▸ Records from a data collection

--------------------------------------------------

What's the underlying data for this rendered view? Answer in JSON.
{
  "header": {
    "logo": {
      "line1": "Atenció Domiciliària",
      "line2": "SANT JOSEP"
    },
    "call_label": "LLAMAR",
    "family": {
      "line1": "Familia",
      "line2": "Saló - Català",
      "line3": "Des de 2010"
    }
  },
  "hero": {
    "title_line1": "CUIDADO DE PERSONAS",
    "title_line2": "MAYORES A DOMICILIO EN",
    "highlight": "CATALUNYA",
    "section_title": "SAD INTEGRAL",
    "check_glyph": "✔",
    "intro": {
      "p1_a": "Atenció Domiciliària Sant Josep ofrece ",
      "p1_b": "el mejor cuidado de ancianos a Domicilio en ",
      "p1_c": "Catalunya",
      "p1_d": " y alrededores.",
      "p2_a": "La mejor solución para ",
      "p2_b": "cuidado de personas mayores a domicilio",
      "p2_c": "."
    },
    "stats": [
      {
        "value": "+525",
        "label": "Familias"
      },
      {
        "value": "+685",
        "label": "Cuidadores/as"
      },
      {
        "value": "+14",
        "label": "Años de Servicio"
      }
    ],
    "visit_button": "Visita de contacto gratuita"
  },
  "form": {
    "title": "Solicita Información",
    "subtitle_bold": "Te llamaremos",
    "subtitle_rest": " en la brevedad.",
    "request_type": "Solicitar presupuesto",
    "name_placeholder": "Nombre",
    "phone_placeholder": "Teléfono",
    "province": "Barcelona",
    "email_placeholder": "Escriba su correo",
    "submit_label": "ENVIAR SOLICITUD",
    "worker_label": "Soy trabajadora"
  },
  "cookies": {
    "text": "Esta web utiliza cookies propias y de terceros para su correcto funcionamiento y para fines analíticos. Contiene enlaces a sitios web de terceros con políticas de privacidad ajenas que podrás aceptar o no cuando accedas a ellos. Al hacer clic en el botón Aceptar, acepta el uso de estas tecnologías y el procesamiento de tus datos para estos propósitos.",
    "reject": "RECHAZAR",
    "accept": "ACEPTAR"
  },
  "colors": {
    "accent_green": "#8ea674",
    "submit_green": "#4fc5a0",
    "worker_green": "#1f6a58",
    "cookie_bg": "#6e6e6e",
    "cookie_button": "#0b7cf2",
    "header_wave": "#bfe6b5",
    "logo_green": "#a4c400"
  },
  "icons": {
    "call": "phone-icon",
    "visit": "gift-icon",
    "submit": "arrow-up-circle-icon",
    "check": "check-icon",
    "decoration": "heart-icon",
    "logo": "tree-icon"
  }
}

--------------------------------------------------

▸ Exercise
Output all of the material, please, exactly as it stands.

▸ Right answer
What's the underlying data for this rendered view? Answer in JSON.
{
  "header": {
    "logo": {
      "line1": "Atenció Domiciliària",
      "line2": "SANT JOSEP"
    },
    "call_label": "LLAMAR",
    "family": {
      "line1": "Familia",
      "line2": "Saló - Català",
      "line3": "Des de 2010"
    }
  },
  "hero": {
    "title_line1": "CUIDADO DE PERSONAS",
    "title_line2": "MAYORES A DOMICILIO EN",
    "highlight": "CATALUNYA",
    "section_title": "SAD INTEGRAL",
    "check_glyph": "✔",
    "intro": {
      "p1_a": "Atenció Domiciliària Sant Josep ofrece ",
      "p1_b": "el mejor cuidado de ancianos a Domicilio en ",
      "p1_c": "Catalunya",
      "p1_d": " y alrededores.",
      "p2_a": "La mejor solución para ",
      "p2_b": "cuidado de personas mayores a domicilio",
      "p2_c": "."
    },
    "stats": [
      {
        "value": "+525",
        "label": "Familias"
      },
      {
        "value": "+685",
        "label": "Cuidadores/as"
      },
      {
        "value": "+14",
        "label": "Años de Servicio"
      }
    ],
    "visit_button": "Visita de contacto gratuita"
  },
  "form": {
    "title": "Solicita Información",
    "subtitle_bold": "Te llamaremos",
    "subtitle_rest": " en la brevedad.",
    "request_type": "Solicitar presupuesto",
    "name_placeholder": "Nombre",
    "phone_placeholder": "Teléfono",
    "province": "Barcelona",
    "email_placeholder": "Escriba su correo",
    "submit_label": "ENVIAR SOLICITUD",
    "worker_label": "Soy trabajadora"
  },
  "cookies": {
    "text": "Esta web utiliza cookies propias y de terceros para su correcto funcionamiento y para fines analíticos. Contiene enlaces a sitios web de terceros con políticas de privacidad ajenas que podrás aceptar o no cuando accedas a ellos. Al hacer clic en el botón Aceptar, acepta el uso de estas tecnologías y el procesamiento de tus datos para estos propósitos.",
    "reject": "RECHAZAR",
    "accept": "ACEPTAR"
  },
  "colors": {
    "accent_green": "#8ea674",
    "submit_green": "#4fc5a0",
    "worker_green": "#1f6a58",
    "cookie_bg": "#6e6e6e",
    "cookie_button": "#0b7cf2",
    "header_wave": "#bfe6b5",
    "logo_green": "#a4c400"
  },
  "icons": {
    "call": "phone-icon",
    "visit": "gift-icon",
    "submit": "arrow-up-circle-icon",
    "check": "check-icon",
    "decoration": "heart-icon",
    "logo": "tree-icon"
  }
}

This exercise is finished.